TASK DETAILS → Extend the passage on the face-tracking military robot with a laser turret, picking up right after its final sentence.

The advancement in the field of image processing is not confined to the above applications but has been extended to military applications. For example, spy robots have been seen equipped with a color sensor, which helps them to camouflage based on the environment. Advanced robots now use image processing techniques to camouflage rather than using color sensors [
5]. Another application in military robots has been seen in recent years: motion tracking. Based on motion tracking, several operations can now be done, for example, triggering a security alarm or remote elimination using a controllable weapon [
10].
In recent years spy robots with live video transmission have been used to conduct highly dangerous remote operations, for example, surveillance in terrorist areas in which mines have been planted. In the early stages, these robots were used to defuse the mines using remote operations. However, with the advancement of technology, they can also be used to conduct search operations on enemy ground to detect and defuse mines. Furthermore, mine detection and motion tracking were initially based on the image subtraction algorithm, also known as SAD [
11].
Moreover, in armies of under-developed countries, no such projects have yet to detect targets automatically with the database feed. In our project, unlike a traditional gun, the robot uses a laser gun to detect the target using image processing automatically; then, it will shoot it with a laser gun. The laser gun is used in advanced military projects nowadays; high-power laser guns have a variety of applications [
12]. For example, it has been used for the elimination of water-to-air targets. Similarly, advanced militaries are using laser guns to shoot down ground-to-air targets, i.e., enemy drones, etc. [
13,
14].
Moreover, in our project, the turret, equipped with a laser gun, can also be controlled manually in case the facial features are unclear or we find a potential risk in the live transmission that is not in our database.
As this robot is wireless and equipped with the advantage of live video transmission, there is no need to install expensive hard drives to store the data on the robot. It will also help reduce weight significantly. On the contrary, this video streaming can be used in real-time to act. We can also store the video on any PC in headquarters, not on the robot.
To improve the processing speed of images taken from the live video transmission and to implement more accurate and real-time facial recognition, an advanced algorithm has been used in this project which processes the images in a matter of seconds and not only detects the specified target but also processes real-time localization of the target within the frame of reference. This real-time localization helps calculate the exact position of the target in the structure of reference using the LBPH algorithm [
15]. Some existing works also used the LBPH algorithm, where authors [
16] used this algorithm in drone technology; the system provides 89.1% efficiency. In another research study [
16], the LBPH algorithm is built into drone technology that exhibits 98% efficiency. In the proposed research, an intelligent LBPH algorithm is developed in radio-controlled UGV. The difference between the works [
16,
17] and ours is that although we employ many samples—roughly 50 for each object—and the number can be expanded to an endless number, the recognition accuracy improves as the number of samples increases. Therefore, a 99.8% precision factor is something we are capable of. Furthermore, since we have improved the database with many samples, we can identify numerous people simultaneously. In addition, we used a single high-definition camera on the robot because the mobile robot’s visual control interface, just one camera, can make it simple to operate [
18].
After exact coordinates are found, it draws a rectangle around the face of the target, and the coordinates of this rectangle are sent to the robot wirelessly over Wi-Fi. As the person moves in the graphical video frame of reference, an image processing technique named object localization is used to track the movement of the face in real-time [
19,
20,
21].

MATERIAL PROVIDED →
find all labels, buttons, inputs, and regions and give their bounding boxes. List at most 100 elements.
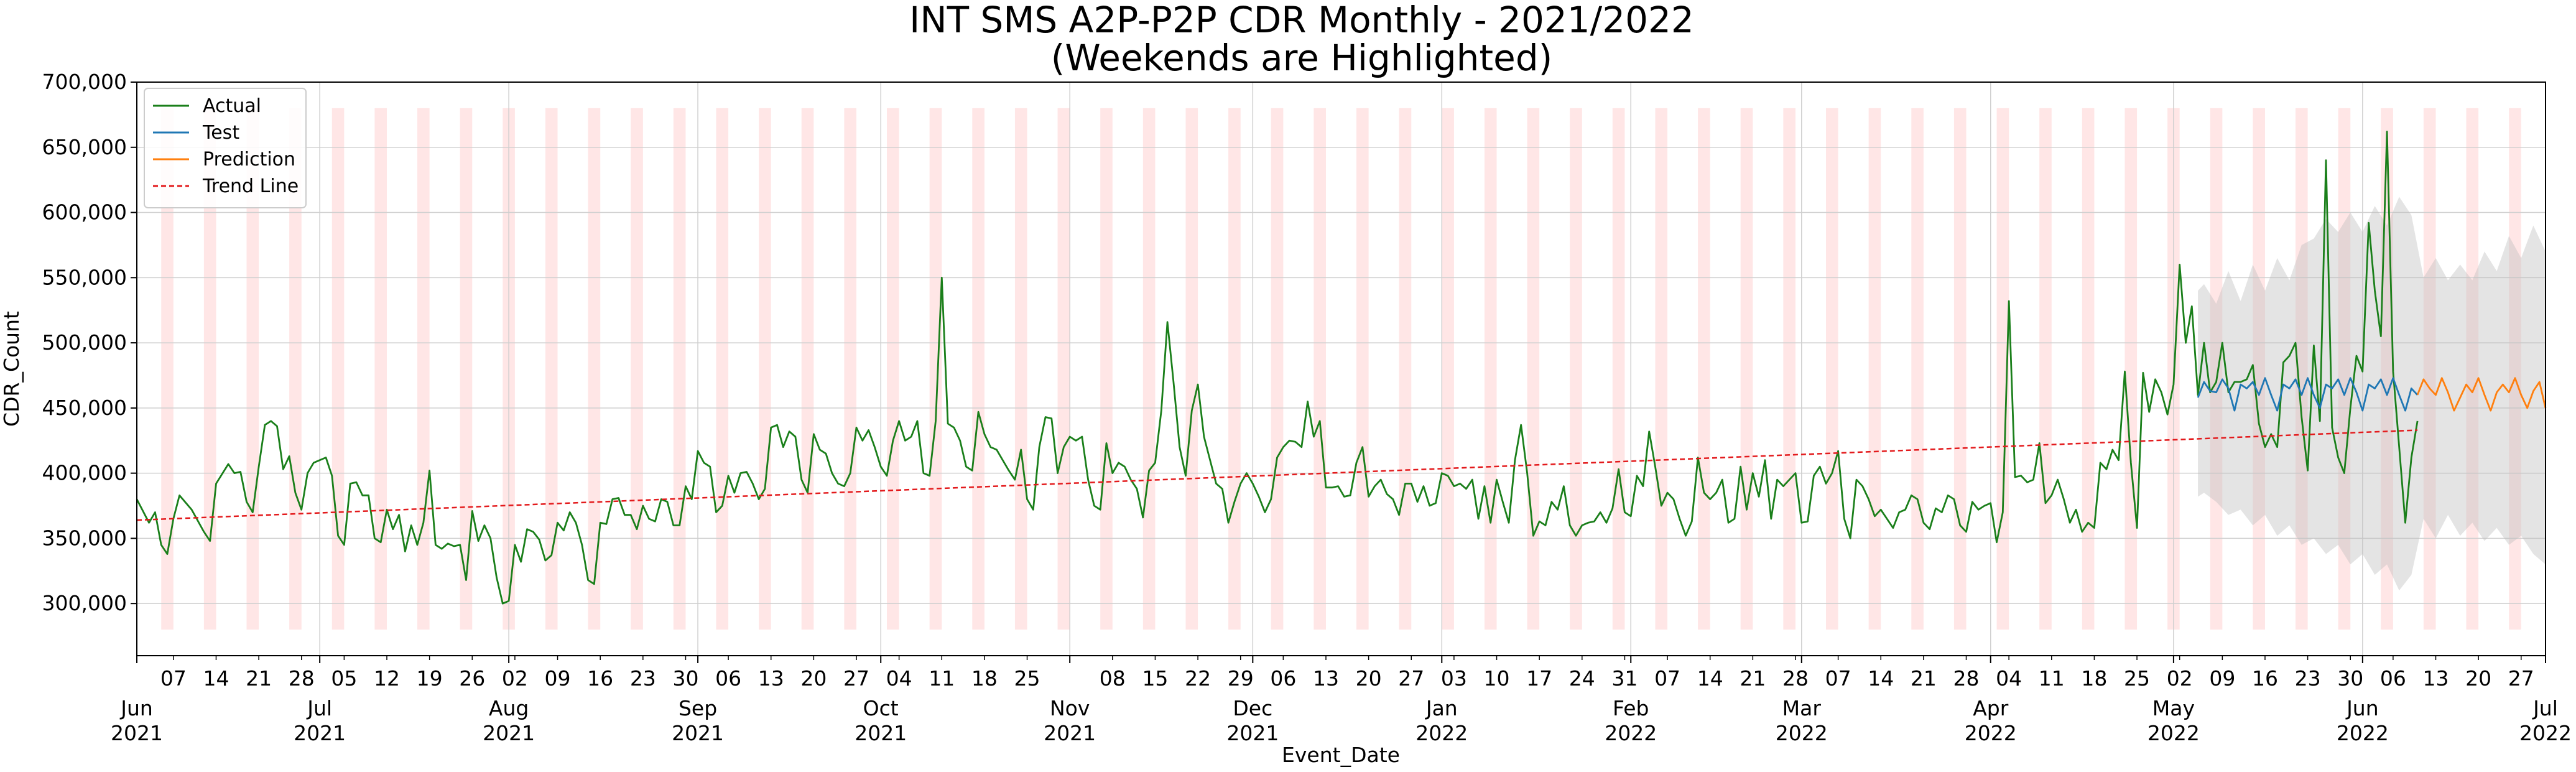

EXERCISE RESULT →
Then, with basic mathematics, conversion is performed using the coordinates, and the aim of the turret is controlled. As mentioned earlier, this spy robot is controllable over a wide range of km over an RF line. Previously these kinds of spy robots could not communicate on secure RF lines, and this communication could be tempered at any time. Still, in this project, RF communication is performed over secure lines. As mentioned earlier, this robot can be controlled manually and has two modes. The first is a radio controller, and the other is a Python-based GUI. The radio controller comprises four analog channels and three digital channels. Two analog channels are used to control the movement of the robot, two for the movement of the turret, and digital channels are used for laser targeting, etc.
2. Methodology and Hardware
HMI for this robot is a Python-based GUI application and a radio controller used to control the robot’s movement. This spy robot operates in 2 modes which are as follows:
Manual mode
Semi-Automatic mode.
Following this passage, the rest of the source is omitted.